> **Work to complete**:
Gather the lines from the material that contain "AROMATIC".

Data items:
_ _ _ _ _ _ _

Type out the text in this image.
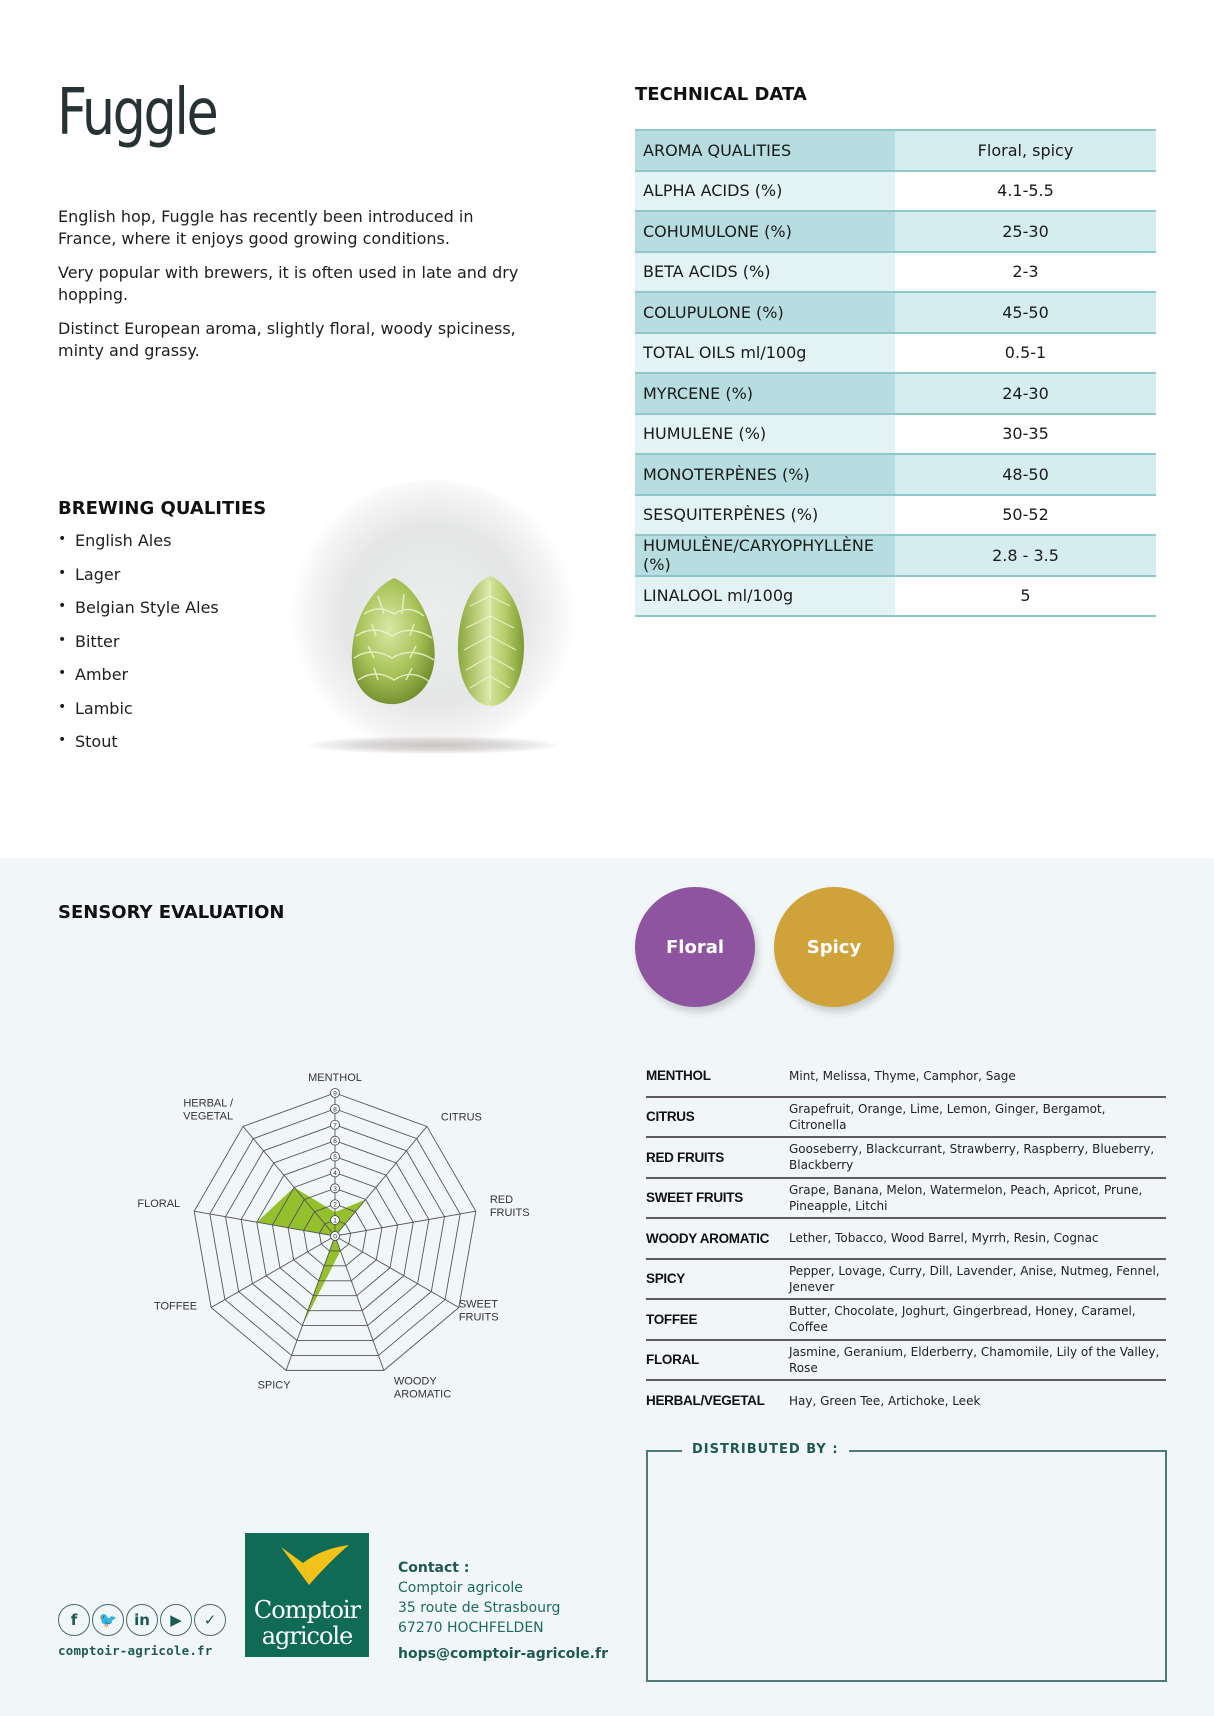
Fuggle

English hop, Fuggle has recently been introduced in France, where it enjoys good growing conditions.

Very popular with brewers, it is often used in late and dry hopping.

Distinct European aroma, slightly floral, woody spiciness, minty and grassy.

BREWING QUALITIES
• English Ales
• Lager
• Belgian Style Ales
• Bitter
• Amber
• Lambic
• Stout
TECHNICAL DATA
AROMA QUALITIES	Floral, spicy
ALPHA ACIDS (%)	4.1-5.5
COHUMULONE (%)	25-30
BETA ACIDS (%)	2-3
COLUPULONE (%)	45-50
TOTAL OILS ml/100g	0.5-1
MYRCENE (%)	24-30
HUMULENE (%)	30-35
MONOTERPÈNES (%)	48-50
SESQUITERPÈNES (%)	50-52
HUMULÈNE/CARYOPHYLLÈNE (%)	2.8 - 3.5
LINALOOL ml/100g	5
SENSORY EVALUATION
Floral	Spicy
0
1
2
3
4
5
6
7
8
9
MENTHOL
CITRUS
RED
FRUITS
SWEET
FRUITS
WOODY
AROMATIC
SPICY
TOFFEE
FLORAL
HERBAL /
VEGETAL
MENTHOL	Mint, Melissa, Thyme, Camphor, Sage
CITRUS	Grapefruit, Orange, Lime, Lemon, Ginger, Bergamot, Citronella
RED FRUITS	Gooseberry, Blackcurrant, Strawberry, Raspberry, Blueberry, Blackberry
SWEET FRUITS	Grape, Banana, Melon, Watermelon, Peach, Apricot, Prune, Pineapple, Litchi
WOODY AROMATIC	Lether, Tobacco, Wood Barrel, Myrrh, Resin, Cognac
SPICY	Pepper, Lovage, Curry, Dill, Lavender, Anise, Nutmeg, Fennel, Jenever
TOFFEE	Butter, Chocolate, Joghurt, Gingerbread, Honey, Caramel, Coffee
FLORAL	Jasmine, Geranium, Elderberry, Chamomile, Lily of the Valley, Rose
HERBAL/VEGETAL	Hay, Green Tee, Artichoke, Leek
DISTRIBUTED BY :
f	🐦	in	▶	✓
comptoir-agricole.fr
Comptoir
agricole
Contact :
Comptoir agricole
35 route de Strasbourg
67270 HOCHFELDEN
hops@comptoir-agricole.fr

_ _ _ _ _ _ _

> **Result for this exercise**:
AROMATIC
WOODY AROMATIC	Lether, Tobacco, Wood Barrel, Myrrh, Resin, Cognac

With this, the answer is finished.